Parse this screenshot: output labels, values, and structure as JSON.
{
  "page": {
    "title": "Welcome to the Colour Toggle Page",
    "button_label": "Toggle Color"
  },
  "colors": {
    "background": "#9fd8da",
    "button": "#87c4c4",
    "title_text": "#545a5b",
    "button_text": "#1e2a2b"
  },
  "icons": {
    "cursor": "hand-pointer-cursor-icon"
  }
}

^^^^^^^^^^^^^^^^

# Task directions
Return the listing above in its exact form.

# Solution to this problem
Parse this screenshot: output labels, values, and structure as JSON.
{
  "page": {
    "title": "Welcome to the Colour Toggle Page",
    "button_label": "Toggle Color"
  },
  "colors": {
    "background": "#9fd8da",
    "button": "#87c4c4",
    "title_text": "#545a5b",
    "button_text": "#1e2a2b"
  },
  "icons": {
    "cursor": "hand-pointer-cursor-icon"
  }
}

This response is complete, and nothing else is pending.